Description of the task: Give a verbatim copy of the lines below, minus the pictures.

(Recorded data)
◆ ◆ ◆ ◆
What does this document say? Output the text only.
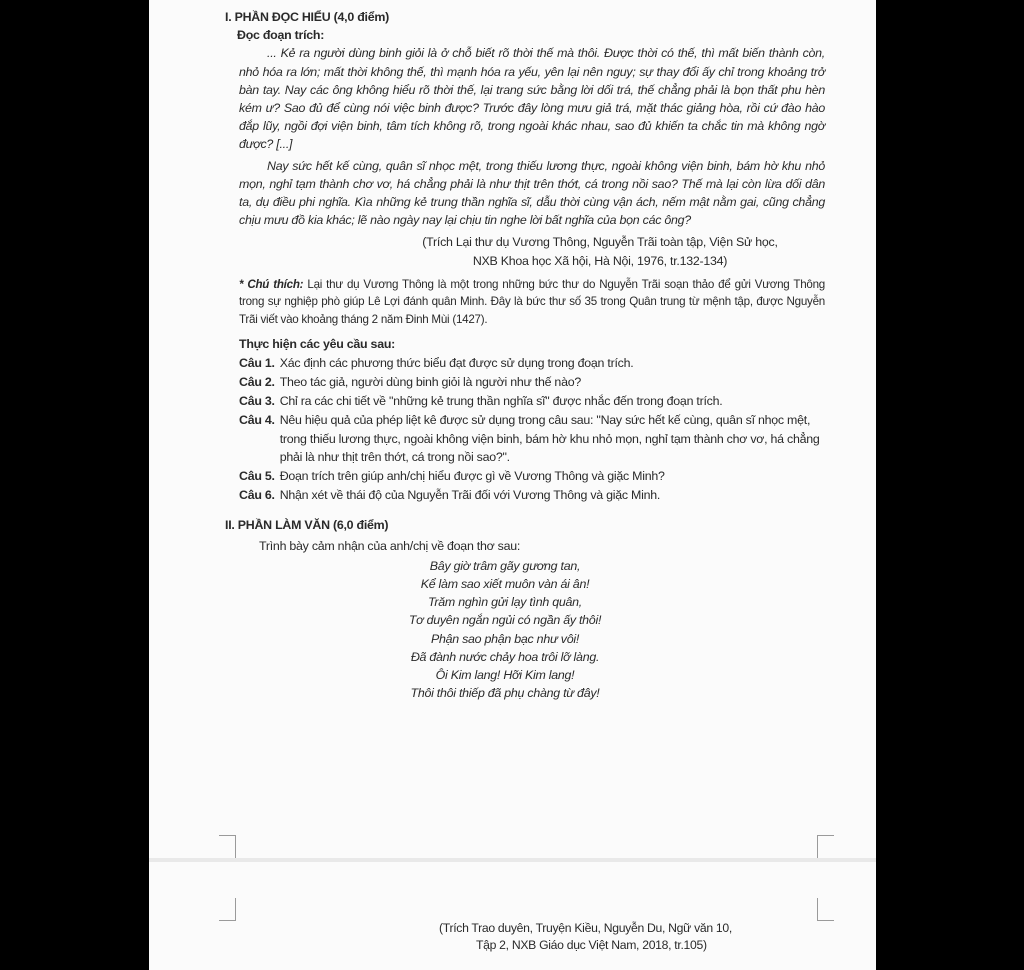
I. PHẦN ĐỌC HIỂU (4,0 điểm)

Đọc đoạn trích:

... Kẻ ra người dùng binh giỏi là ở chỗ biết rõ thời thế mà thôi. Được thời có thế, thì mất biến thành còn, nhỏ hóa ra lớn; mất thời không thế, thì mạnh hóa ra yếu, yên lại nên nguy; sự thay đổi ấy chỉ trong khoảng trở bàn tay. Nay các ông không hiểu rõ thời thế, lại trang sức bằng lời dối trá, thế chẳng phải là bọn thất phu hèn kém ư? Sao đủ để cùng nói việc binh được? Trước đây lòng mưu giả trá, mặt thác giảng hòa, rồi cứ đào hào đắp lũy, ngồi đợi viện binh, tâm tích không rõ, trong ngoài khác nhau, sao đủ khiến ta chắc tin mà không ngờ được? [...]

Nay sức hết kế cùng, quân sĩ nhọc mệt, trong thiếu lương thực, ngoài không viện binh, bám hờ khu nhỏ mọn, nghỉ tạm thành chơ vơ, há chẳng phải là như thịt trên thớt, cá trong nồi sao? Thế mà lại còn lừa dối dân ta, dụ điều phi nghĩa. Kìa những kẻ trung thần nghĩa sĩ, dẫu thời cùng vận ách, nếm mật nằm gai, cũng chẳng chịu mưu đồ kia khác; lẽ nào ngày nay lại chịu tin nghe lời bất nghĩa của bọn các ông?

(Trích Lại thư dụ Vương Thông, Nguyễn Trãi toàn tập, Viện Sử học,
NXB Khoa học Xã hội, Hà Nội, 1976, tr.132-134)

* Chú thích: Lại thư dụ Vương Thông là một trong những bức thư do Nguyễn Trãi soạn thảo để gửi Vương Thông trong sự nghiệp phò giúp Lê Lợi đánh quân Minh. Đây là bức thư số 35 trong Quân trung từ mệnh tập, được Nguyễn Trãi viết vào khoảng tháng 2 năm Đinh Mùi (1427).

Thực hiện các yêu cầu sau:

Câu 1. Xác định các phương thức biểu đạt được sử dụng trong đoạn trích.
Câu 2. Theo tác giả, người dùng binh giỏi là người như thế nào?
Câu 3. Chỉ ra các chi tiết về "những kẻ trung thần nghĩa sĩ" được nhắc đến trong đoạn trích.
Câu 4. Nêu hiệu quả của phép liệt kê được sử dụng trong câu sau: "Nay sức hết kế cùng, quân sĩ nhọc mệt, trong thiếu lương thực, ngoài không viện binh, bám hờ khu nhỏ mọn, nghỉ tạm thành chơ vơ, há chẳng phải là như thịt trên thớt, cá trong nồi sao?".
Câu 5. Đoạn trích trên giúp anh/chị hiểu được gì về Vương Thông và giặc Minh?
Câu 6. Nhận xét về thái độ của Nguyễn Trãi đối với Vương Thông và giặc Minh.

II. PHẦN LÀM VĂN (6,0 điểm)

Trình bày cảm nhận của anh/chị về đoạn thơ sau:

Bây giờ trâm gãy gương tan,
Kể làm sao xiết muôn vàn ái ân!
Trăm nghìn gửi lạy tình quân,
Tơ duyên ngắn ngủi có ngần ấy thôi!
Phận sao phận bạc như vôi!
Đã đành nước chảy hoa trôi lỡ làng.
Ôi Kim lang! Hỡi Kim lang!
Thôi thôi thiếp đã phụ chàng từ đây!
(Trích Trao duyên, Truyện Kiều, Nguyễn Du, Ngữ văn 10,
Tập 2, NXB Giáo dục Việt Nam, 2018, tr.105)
◆ ◆ ◆ ◆
Exercise response:
What does this document say? Output the text only.
I. PHẦN ĐỌC HIỂU (4,0 điểm)

Đọc đoạn trích:

... Kẻ ra người dùng binh giỏi là ở chỗ biết rõ thời thế mà thôi. Được thời có thế, thì mất biến thành còn, nhỏ hóa ra lớn; mất thời không thế, thì mạnh hóa ra yếu, yên lại nên nguy; sự thay đổi ấy chỉ trong khoảng trở bàn tay. Nay các ông không hiểu rõ thời thế, lại trang sức bằng lời dối trá, thế chẳng phải là bọn thất phu hèn kém ư? Sao đủ để cùng nói việc binh được? Trước đây lòng mưu giả trá, mặt thác giảng hòa, rồi cứ đào hào đắp lũy, ngồi đợi viện binh, tâm tích không rõ, trong ngoài khác nhau, sao đủ khiến ta chắc tin mà không ngờ được? [...]

Nay sức hết kế cùng, quân sĩ nhọc mệt, trong thiếu lương thực, ngoài không viện binh, bám hờ khu nhỏ mọn, nghỉ tạm thành chơ vơ, há chẳng phải là như thịt trên thớt, cá trong nồi sao? Thế mà lại còn lừa dối dân ta, dụ điều phi nghĩa. Kìa những kẻ trung thần nghĩa sĩ, dẫu thời cùng vận ách, nếm mật nằm gai, cũng chẳng chịu mưu đồ kia khác; lẽ nào ngày nay lại chịu tin nghe lời bất nghĩa của bọn các ông?

(Trích Lại thư dụ Vương Thông, Nguyễn Trãi toàn tập, Viện Sử học,
NXB Khoa học Xã hội, Hà Nội, 1976, tr.132-134)

* Chú thích: Lại thư dụ Vương Thông là một trong những bức thư do Nguyễn Trãi soạn thảo để gửi Vương Thông trong sự nghiệp phò giúp Lê Lợi đánh quân Minh. Đây là bức thư số 35 trong Quân trung từ mệnh tập, được Nguyễn Trãi viết vào khoảng tháng 2 năm Đinh Mùi (1427).

Thực hiện các yêu cầu sau:

Câu 1. Xác định các phương thức biểu đạt được sử dụng trong đoạn trích.
Câu 2. Theo tác giả, người dùng binh giỏi là người như thế nào?
Câu 3. Chỉ ra các chi tiết về "những kẻ trung thần nghĩa sĩ" được nhắc đến trong đoạn trích.
Câu 4. Nêu hiệu quả của phép liệt kê được sử dụng trong câu sau: "Nay sức hết kế cùng, quân sĩ nhọc mệt, trong thiếu lương thực, ngoài không viện binh, bám hờ khu nhỏ mọn, nghỉ tạm thành chơ vơ, há chẳng phải là như thịt trên thớt, cá trong nồi sao?".
Câu 5. Đoạn trích trên giúp anh/chị hiểu được gì về Vương Thông và giặc Minh?
Câu 6. Nhận xét về thái độ của Nguyễn Trãi đối với Vương Thông và giặc Minh.

II. PHẦN LÀM VĂN (6,0 điểm)

Trình bày cảm nhận của anh/chị về đoạn thơ sau:

Bây giờ trâm gãy gương tan,
Kể làm sao xiết muôn vàn ái ân!
Trăm nghìn gửi lạy tình quân,
Tơ duyên ngắn ngủi có ngần ấy thôi!
Phận sao phận bạc như vôi!
Đã đành nước chảy hoa trôi lỡ làng.
Ôi Kim lang! Hỡi Kim lang!
Thôi thôi thiếp đã phụ chàng từ đây!
(Trích Trao duyên, Truyện Kiều, Nguyễn Du, Ngữ văn 10,
Tập 2, NXB Giáo dục Việt Nam, 2018, tr.105)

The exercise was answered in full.